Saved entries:
==================================================

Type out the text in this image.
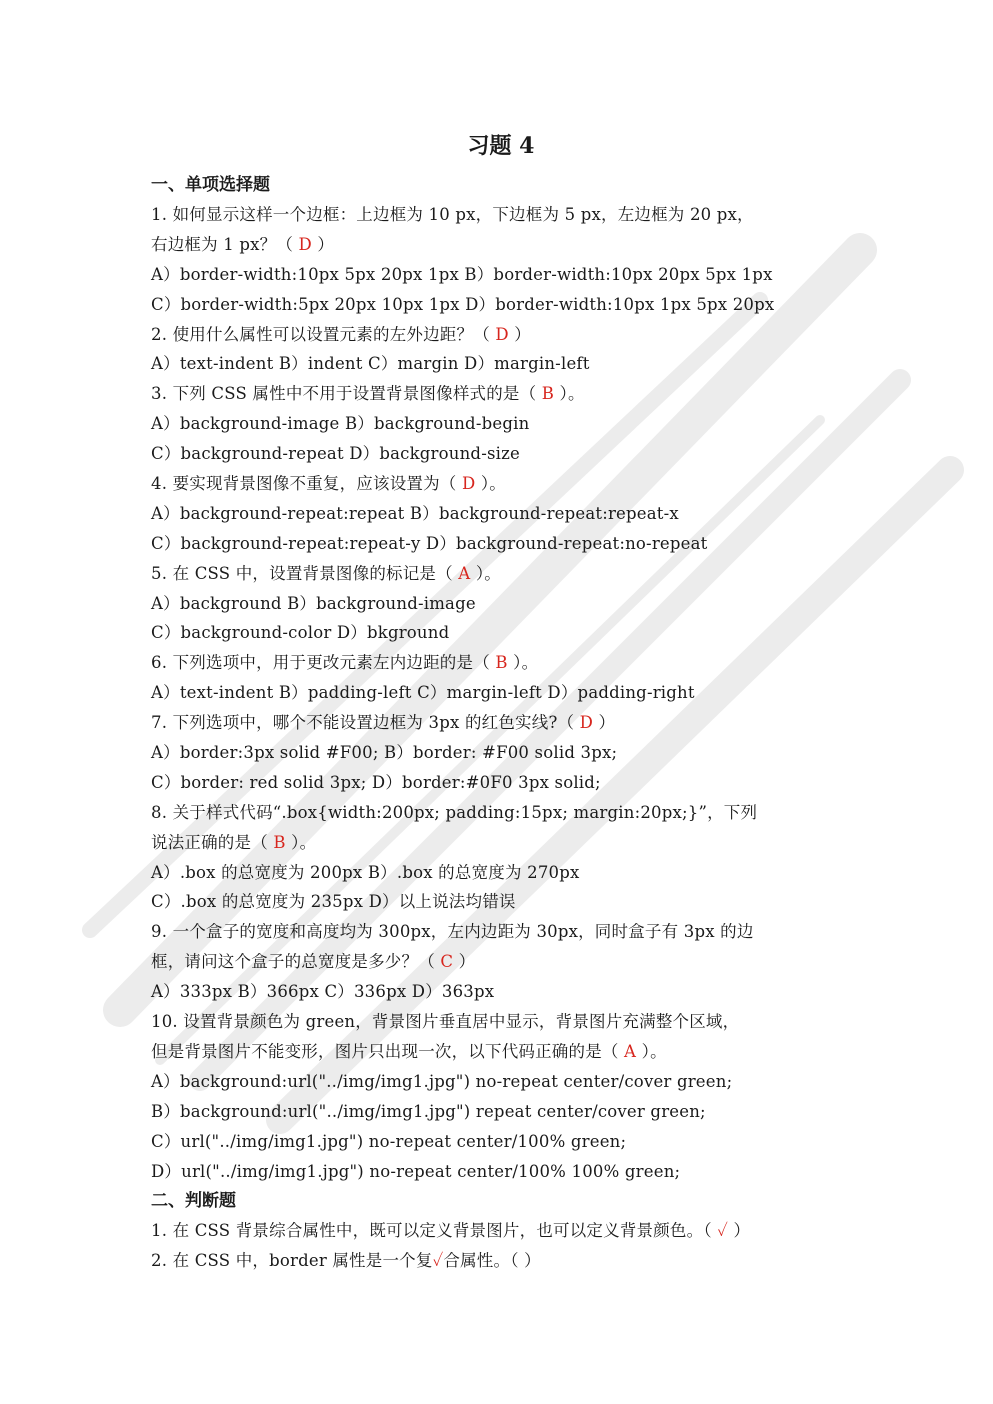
习题 4
一、单项选择题
1. 如何显示这样一个边框：上边框为 10 px，下边框为 5 px，左边框为 20 px，
右边框为 1 px？（ D ）
A）border-width:10px 5px 20px 1px B）border-width:10px 20px 5px 1px
C）border-width:5px 20px 10px 1px D）border-width:10px 1px 5px 20px
2. 使用什么属性可以设置元素的左外边距？（ D ）
A）text-indent B）indent C）margin D）margin-left
3. 下列 CSS 属性中不用于设置背景图像样式的是（ B ）。
A）background-image B）background-begin
C）background-repeat D）background-size
4. 要实现背景图像不重复，应该设置为（ D ）。
A）background-repeat:repeat B）background-repeat:repeat-x
C）background-repeat:repeat-y D）background-repeat:no-repeat
5. 在 CSS 中，设置背景图像的标记是（ A ）。
A）background B）background-image
C）background-color D）bkground
6. 下列选项中，用于更改元素左内边距的是（ B ）。
A）text-indent B）padding-left C）margin-left D）padding-right
7. 下列选项中，哪个不能设置边框为 3px 的红色实线?（ D ）
A）border:3px solid #F00; B）border: #F00 solid 3px;
C）border: red solid 3px; D）border:#0F0 3px solid;
8. 关于样式代码“.box{width:200px; padding:15px; margin:20px;}”，下列
说法正确的是（ B ）。
A）.box 的总宽度为 200px B）.box 的总宽度为 270px
C）.box 的总宽度为 235px D）以上说法均错误
9. 一个盒子的宽度和高度均为 300px，左内边距为 30px，同时盒子有 3px 的边
框，请问这个盒子的总宽度是多少？（ C ）
A）333px B）366px C）336px D）363px
10. 设置背景颜色为 green，背景图片垂直居中显示，背景图片充满整个区域，
但是背景图片不能变形，图片只出现一次，以下代码正确的是（ A ）。
A）background:url("../img/img1.jpg") no-repeat center/cover green;
B）background:url("../img/img1.jpg") repeat center/cover green;
C）url("../img/img1.jpg") no-repeat center/100% green;
D）url("../img/img1.jpg") no-repeat center/100% 100% green;
二、判断题
1. 在 CSS 背景综合属性中，既可以定义背景图片，也可以定义背景颜色。（ ✓ ）
2. 在 CSS 中，border 属性是一个复✓合属性。（ ）
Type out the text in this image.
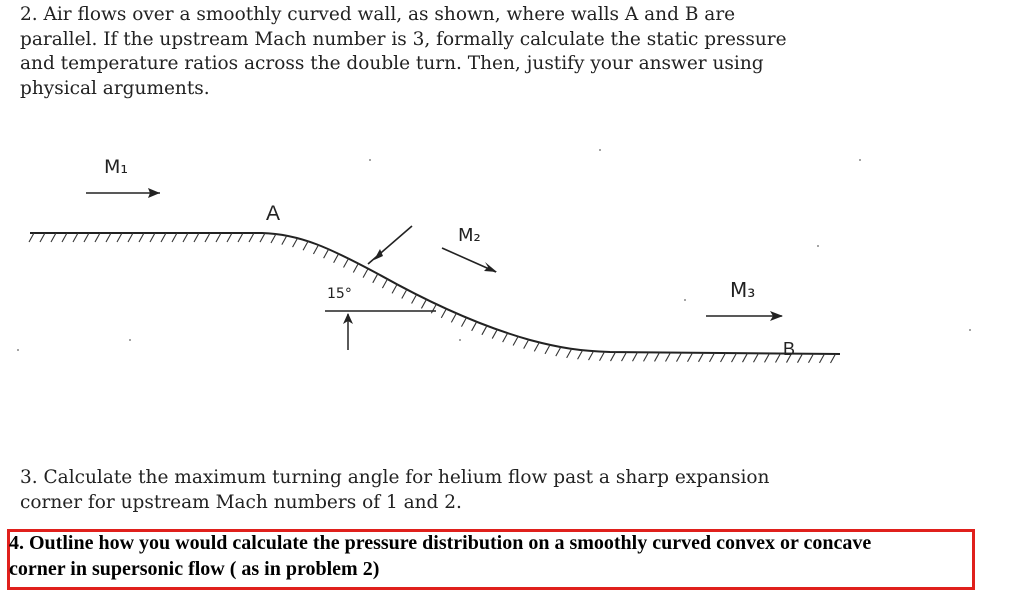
2. Air flows over a smoothly curved wall, as shown, where walls A and B are
parallel. If the upstream Mach number is 3, formally calculate the static pressure
and temperature ratios across the double turn. Then, justify your answer using
physical arguments.
M₁
A
M₂
15°	M₃
B
3. Calculate the maximum turning angle for helium flow past a sharp expansion
corner for upstream Mach numbers of 1 and 2.
4. Outline how you would calculate the pressure distribution on a smoothly curved convex or concave
corner in supersonic flow ( as in problem 2)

==================================================

> What is asked:
Give back every line exactly as it stands, pictures excluded.

> Solution for this problem:
Type out the text in this image.
习题 4
一、单项选择题
1. 如何显示这样一个边框：上边框为 10 px，下边框为 5 px，左边框为 20 px，
右边框为 1 px？（ D ）
A）border-width:10px 5px 20px 1px B）border-width:10px 20px 5px 1px
C）border-width:5px 20px 10px 1px D）border-width:10px 1px 5px 20px
2. 使用什么属性可以设置元素的左外边距？（ D ）
A）text-indent B）indent C）margin D）margin-left
3. 下列 CSS 属性中不用于设置背景图像样式的是（ B ）。
A）background-image B）background-begin
C）background-repeat D）background-size
4. 要实现背景图像不重复，应该设置为（ D ）。
A）background-repeat:repeat B）background-repeat:repeat-x
C）background-repeat:repeat-y D）background-repeat:no-repeat
5. 在 CSS 中，设置背景图像的标记是（ A ）。
A）background B）background-image
C）background-color D）bkground
6. 下列选项中，用于更改元素左内边距的是（ B ）。
A）text-indent B）padding-left C）margin-left D）padding-right
7. 下列选项中，哪个不能设置边框为 3px 的红色实线?（ D ）
A）border:3px solid #F00; B）border: #F00 solid 3px;
C）border: red solid 3px; D）border:#0F0 3px solid;
8. 关于样式代码“.box{width:200px; padding:15px; margin:20px;}”，下列
说法正确的是（ B ）。
A）.box 的总宽度为 200px B）.box 的总宽度为 270px
C）.box 的总宽度为 235px D）以上说法均错误
9. 一个盒子的宽度和高度均为 300px，左内边距为 30px，同时盒子有 3px 的边
框，请问这个盒子的总宽度是多少？（ C ）
A）333px B）366px C）336px D）363px
10. 设置背景颜色为 green，背景图片垂直居中显示，背景图片充满整个区域，
但是背景图片不能变形，图片只出现一次，以下代码正确的是（ A ）。
A）background:url("../img/img1.jpg") no-repeat center/cover green;
B）background:url("../img/img1.jpg") repeat center/cover green;
C）url("../img/img1.jpg") no-repeat center/100% green;
D）url("../img/img1.jpg") no-repeat center/100% 100% green;
二、判断题
1. 在 CSS 背景综合属性中，既可以定义背景图片，也可以定义背景颜色。（ ✓ ）
2. 在 CSS 中，border 属性是一个复✓合属性。（ ）
Type out the text in this image.
2. Air flows over a smoothly curved wall, as shown, where walls A and B are
parallel. If the upstream Mach number is 3, formally calculate the static pressure
and temperature ratios across the double turn. Then, justify your answer using
physical arguments.
M₁
A
M₂
15°	M₃
B
3. Calculate the maximum turning angle for helium flow past a sharp expansion
corner for upstream Mach numbers of 1 and 2.
4. Outline how you would calculate the pressure distribution on a smoothly curved convex or concave
corner in supersonic flow ( as in problem 2)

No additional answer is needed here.